The exercise. Reproduce every line of the material below verbatim.
::::
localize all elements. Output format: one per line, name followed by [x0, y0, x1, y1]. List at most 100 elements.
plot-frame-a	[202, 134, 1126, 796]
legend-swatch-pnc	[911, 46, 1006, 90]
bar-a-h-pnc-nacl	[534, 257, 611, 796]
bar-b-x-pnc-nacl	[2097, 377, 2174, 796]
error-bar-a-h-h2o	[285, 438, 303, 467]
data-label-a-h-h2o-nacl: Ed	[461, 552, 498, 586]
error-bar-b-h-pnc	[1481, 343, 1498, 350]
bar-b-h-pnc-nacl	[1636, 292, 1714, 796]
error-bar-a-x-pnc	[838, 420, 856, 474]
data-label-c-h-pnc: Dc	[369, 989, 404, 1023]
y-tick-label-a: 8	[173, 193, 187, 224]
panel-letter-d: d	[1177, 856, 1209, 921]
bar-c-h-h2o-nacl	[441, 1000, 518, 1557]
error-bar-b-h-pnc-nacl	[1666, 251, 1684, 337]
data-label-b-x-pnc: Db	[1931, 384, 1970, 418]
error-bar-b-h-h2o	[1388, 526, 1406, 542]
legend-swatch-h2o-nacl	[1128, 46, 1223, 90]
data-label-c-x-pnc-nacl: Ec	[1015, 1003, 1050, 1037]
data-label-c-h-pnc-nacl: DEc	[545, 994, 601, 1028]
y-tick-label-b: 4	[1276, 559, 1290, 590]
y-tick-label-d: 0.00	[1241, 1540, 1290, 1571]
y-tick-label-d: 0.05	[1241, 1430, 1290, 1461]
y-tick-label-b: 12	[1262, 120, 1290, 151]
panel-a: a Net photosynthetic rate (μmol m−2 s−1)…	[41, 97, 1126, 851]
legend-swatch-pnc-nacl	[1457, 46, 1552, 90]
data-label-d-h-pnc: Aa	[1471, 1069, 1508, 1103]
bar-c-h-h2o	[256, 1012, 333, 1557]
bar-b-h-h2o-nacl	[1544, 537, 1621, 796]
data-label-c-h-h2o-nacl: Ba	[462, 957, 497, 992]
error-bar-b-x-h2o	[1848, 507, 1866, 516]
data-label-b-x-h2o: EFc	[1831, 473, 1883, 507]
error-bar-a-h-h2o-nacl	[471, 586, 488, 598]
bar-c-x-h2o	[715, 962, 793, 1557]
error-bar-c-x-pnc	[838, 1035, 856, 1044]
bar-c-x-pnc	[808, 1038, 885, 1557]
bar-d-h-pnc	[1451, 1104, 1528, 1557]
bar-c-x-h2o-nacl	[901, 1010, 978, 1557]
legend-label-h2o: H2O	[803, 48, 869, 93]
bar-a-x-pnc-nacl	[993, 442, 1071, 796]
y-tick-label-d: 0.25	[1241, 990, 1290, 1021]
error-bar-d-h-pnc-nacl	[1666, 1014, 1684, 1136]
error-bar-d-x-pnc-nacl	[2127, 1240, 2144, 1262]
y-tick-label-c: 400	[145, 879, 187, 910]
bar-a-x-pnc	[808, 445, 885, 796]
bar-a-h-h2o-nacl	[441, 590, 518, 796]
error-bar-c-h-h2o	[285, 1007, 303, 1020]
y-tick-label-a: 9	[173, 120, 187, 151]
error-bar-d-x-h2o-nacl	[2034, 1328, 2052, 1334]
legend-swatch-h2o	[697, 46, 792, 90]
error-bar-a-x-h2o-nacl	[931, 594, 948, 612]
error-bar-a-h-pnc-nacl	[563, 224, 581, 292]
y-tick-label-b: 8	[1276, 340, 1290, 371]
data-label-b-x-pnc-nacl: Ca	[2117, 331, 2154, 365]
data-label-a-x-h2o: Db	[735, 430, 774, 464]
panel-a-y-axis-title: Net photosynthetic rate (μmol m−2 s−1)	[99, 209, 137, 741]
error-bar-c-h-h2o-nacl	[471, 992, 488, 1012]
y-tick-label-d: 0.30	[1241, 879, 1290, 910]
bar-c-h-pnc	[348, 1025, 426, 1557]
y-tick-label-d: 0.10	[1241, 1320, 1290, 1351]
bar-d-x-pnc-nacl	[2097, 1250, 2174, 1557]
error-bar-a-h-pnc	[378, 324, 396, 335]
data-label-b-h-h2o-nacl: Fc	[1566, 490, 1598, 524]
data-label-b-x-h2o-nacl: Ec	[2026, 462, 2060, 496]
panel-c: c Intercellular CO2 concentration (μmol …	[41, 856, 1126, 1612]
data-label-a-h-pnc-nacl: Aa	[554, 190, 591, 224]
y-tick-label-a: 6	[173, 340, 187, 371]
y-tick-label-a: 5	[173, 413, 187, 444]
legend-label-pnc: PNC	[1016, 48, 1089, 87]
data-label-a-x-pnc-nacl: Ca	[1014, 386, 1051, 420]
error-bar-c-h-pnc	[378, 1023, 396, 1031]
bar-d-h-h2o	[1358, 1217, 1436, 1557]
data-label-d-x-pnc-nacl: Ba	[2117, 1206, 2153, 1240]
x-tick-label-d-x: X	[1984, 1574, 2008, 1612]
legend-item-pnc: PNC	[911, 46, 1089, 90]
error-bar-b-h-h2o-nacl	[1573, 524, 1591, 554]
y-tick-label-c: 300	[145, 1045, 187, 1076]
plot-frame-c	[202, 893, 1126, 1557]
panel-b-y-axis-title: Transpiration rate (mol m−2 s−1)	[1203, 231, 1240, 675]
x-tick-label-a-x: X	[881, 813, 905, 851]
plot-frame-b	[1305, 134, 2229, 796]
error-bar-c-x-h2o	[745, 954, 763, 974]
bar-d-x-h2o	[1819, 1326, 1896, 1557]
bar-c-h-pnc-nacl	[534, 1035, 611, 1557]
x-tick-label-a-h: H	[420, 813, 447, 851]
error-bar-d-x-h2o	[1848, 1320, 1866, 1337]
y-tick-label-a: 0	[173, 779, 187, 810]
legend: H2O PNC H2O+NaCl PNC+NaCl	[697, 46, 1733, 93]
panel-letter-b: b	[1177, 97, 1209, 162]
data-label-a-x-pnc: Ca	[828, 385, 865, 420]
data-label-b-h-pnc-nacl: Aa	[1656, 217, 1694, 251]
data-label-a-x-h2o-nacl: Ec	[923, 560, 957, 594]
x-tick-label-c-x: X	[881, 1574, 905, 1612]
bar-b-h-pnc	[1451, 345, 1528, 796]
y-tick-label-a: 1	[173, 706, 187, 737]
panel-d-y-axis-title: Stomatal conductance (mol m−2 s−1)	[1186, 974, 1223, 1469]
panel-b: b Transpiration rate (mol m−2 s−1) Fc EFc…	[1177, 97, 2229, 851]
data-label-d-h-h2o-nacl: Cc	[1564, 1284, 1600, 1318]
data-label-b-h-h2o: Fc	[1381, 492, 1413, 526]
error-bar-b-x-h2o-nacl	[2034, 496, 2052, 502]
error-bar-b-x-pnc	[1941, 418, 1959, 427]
::::
Task solution.
localize all elements. Output format: one per line, name followed by [x0, y0, x1, y1]. List at most 100 elements.
plot-frame-a	[202, 134, 1126, 796]
legend-swatch-pnc	[911, 46, 1006, 90]
bar-a-h-pnc-nacl	[534, 257, 611, 796]
bar-b-x-pnc-nacl	[2097, 377, 2174, 796]
error-bar-a-h-h2o	[285, 438, 303, 467]
data-label-a-h-h2o-nacl: Ed	[461, 552, 498, 586]
error-bar-b-h-pnc	[1481, 343, 1498, 350]
bar-b-h-pnc-nacl	[1636, 292, 1714, 796]
error-bar-a-x-pnc	[838, 420, 856, 474]
data-label-c-h-pnc: Dc	[369, 989, 404, 1023]
y-tick-label-a: 8	[173, 193, 187, 224]
panel-letter-d: d	[1177, 856, 1209, 921]
bar-c-h-h2o-nacl	[441, 1000, 518, 1557]
error-bar-b-h-pnc-nacl	[1666, 251, 1684, 337]
data-label-b-x-pnc: Db	[1931, 384, 1970, 418]
error-bar-b-h-h2o	[1388, 526, 1406, 542]
legend-swatch-h2o-nacl	[1128, 46, 1223, 90]
data-label-c-x-pnc-nacl: Ec	[1015, 1003, 1050, 1037]
data-label-c-h-pnc-nacl: DEc	[545, 994, 601, 1028]
y-tick-label-b: 4	[1276, 559, 1290, 590]
y-tick-label-d: 0.00	[1241, 1540, 1290, 1571]
y-tick-label-d: 0.05	[1241, 1430, 1290, 1461]
y-tick-label-b: 12	[1262, 120, 1290, 151]
panel-a: a Net photosynthetic rate (μmol m−2 s−1)…	[41, 97, 1126, 851]
legend-swatch-pnc-nacl	[1457, 46, 1552, 90]
data-label-d-h-pnc: Aa	[1471, 1069, 1508, 1103]
bar-c-h-h2o	[256, 1012, 333, 1557]
bar-b-h-h2o-nacl	[1544, 537, 1621, 796]
data-label-c-h-h2o-nacl: Ba	[462, 957, 497, 992]
error-bar-b-x-h2o	[1848, 507, 1866, 516]
data-label-b-x-h2o: EFc	[1831, 473, 1883, 507]
error-bar-a-h-h2o-nacl	[471, 586, 488, 598]
bar-c-x-h2o	[715, 962, 793, 1557]
error-bar-c-x-pnc	[838, 1035, 856, 1044]
bar-c-x-pnc	[808, 1038, 885, 1557]
bar-d-h-pnc	[1451, 1104, 1528, 1557]
bar-c-x-h2o-nacl	[901, 1010, 978, 1557]
legend-label-h2o: H2O	[803, 48, 869, 93]
bar-a-x-pnc-nacl	[993, 442, 1071, 796]
y-tick-label-d: 0.25	[1241, 990, 1290, 1021]
error-bar-d-h-pnc-nacl	[1666, 1014, 1684, 1136]
error-bar-d-x-pnc-nacl	[2127, 1240, 2144, 1262]
y-tick-label-c: 400	[145, 879, 187, 910]
bar-a-x-pnc	[808, 445, 885, 796]
bar-a-h-h2o-nacl	[441, 590, 518, 796]
error-bar-c-h-h2o	[285, 1007, 303, 1020]
y-tick-label-a: 9	[173, 120, 187, 151]
error-bar-d-x-h2o-nacl	[2034, 1328, 2052, 1334]
legend-swatch-h2o	[697, 46, 792, 90]
error-bar-a-x-h2o-nacl	[931, 594, 948, 612]
error-bar-a-h-pnc-nacl	[563, 224, 581, 292]
y-tick-label-b: 8	[1276, 340, 1290, 371]
data-label-b-x-pnc-nacl: Ca	[2117, 331, 2154, 365]
data-label-a-x-h2o: Db	[735, 430, 774, 464]
panel-a-y-axis-title: Net photosynthetic rate (μmol m−2 s−1)	[99, 209, 137, 741]
error-bar-c-h-h2o-nacl	[471, 992, 488, 1012]
y-tick-label-d: 0.30	[1241, 879, 1290, 910]
bar-c-h-pnc	[348, 1025, 426, 1557]
y-tick-label-d: 0.10	[1241, 1320, 1290, 1351]
bar-d-x-pnc-nacl	[2097, 1250, 2174, 1557]
error-bar-a-h-pnc	[378, 324, 396, 335]
data-label-b-h-h2o-nacl: Fc	[1566, 490, 1598, 524]
data-label-b-x-h2o-nacl: Ec	[2026, 462, 2060, 496]
panel-c: c Intercellular CO2 concentration (μmol …	[41, 856, 1126, 1612]
data-label-a-h-pnc-nacl: Aa	[554, 190, 591, 224]
y-tick-label-a: 6	[173, 340, 187, 371]
y-tick-label-a: 5	[173, 413, 187, 444]
legend-label-pnc: PNC	[1016, 48, 1089, 87]
data-label-a-x-pnc-nacl: Ca	[1014, 386, 1051, 420]
error-bar-c-h-pnc	[378, 1023, 396, 1031]
bar-d-h-h2o	[1358, 1217, 1436, 1557]
data-label-d-x-pnc-nacl: Ba	[2117, 1206, 2153, 1240]
x-tick-label-d-x: X	[1984, 1574, 2008, 1612]
legend-item-pnc: PNC	[911, 46, 1089, 90]
error-bar-b-h-h2o-nacl	[1573, 524, 1591, 554]
y-tick-label-c: 300	[145, 1045, 187, 1076]
plot-frame-c	[202, 893, 1126, 1557]
panel-b-y-axis-title: Transpiration rate (mol m−2 s−1)	[1203, 231, 1240, 675]
x-tick-label-a-x: X	[881, 813, 905, 851]
plot-frame-b	[1305, 134, 2229, 796]
error-bar-c-x-h2o	[745, 954, 763, 974]
bar-d-x-h2o	[1819, 1326, 1896, 1557]
bar-c-h-pnc-nacl	[534, 1035, 611, 1557]
x-tick-label-a-h: H	[420, 813, 447, 851]
error-bar-d-x-h2o	[1848, 1320, 1866, 1337]
y-tick-label-a: 0	[173, 779, 187, 810]
legend: H2O PNC H2O+NaCl PNC+NaCl	[697, 46, 1733, 93]
panel-letter-b: b	[1177, 97, 1209, 162]
data-label-a-x-pnc: Ca	[828, 385, 865, 420]
data-label-b-h-pnc-nacl: Aa	[1656, 217, 1694, 251]
data-label-a-x-h2o-nacl: Ec	[923, 560, 957, 594]
x-tick-label-c-x: X	[881, 1574, 905, 1612]
bar-b-h-pnc	[1451, 345, 1528, 796]
y-tick-label-a: 1	[173, 706, 187, 737]
panel-d-y-axis-title: Stomatal conductance (mol m−2 s−1)	[1186, 974, 1223, 1469]
panel-b: b Transpiration rate (mol m−2 s−1) Fc EFc…	[1177, 97, 2229, 851]
data-label-d-h-h2o-nacl: Cc	[1564, 1284, 1600, 1318]
data-label-b-h-h2o: Fc	[1381, 492, 1413, 526]
error-bar-b-x-h2o-nacl	[2034, 496, 2052, 502]
error-bar-b-x-pnc	[1941, 418, 1959, 427]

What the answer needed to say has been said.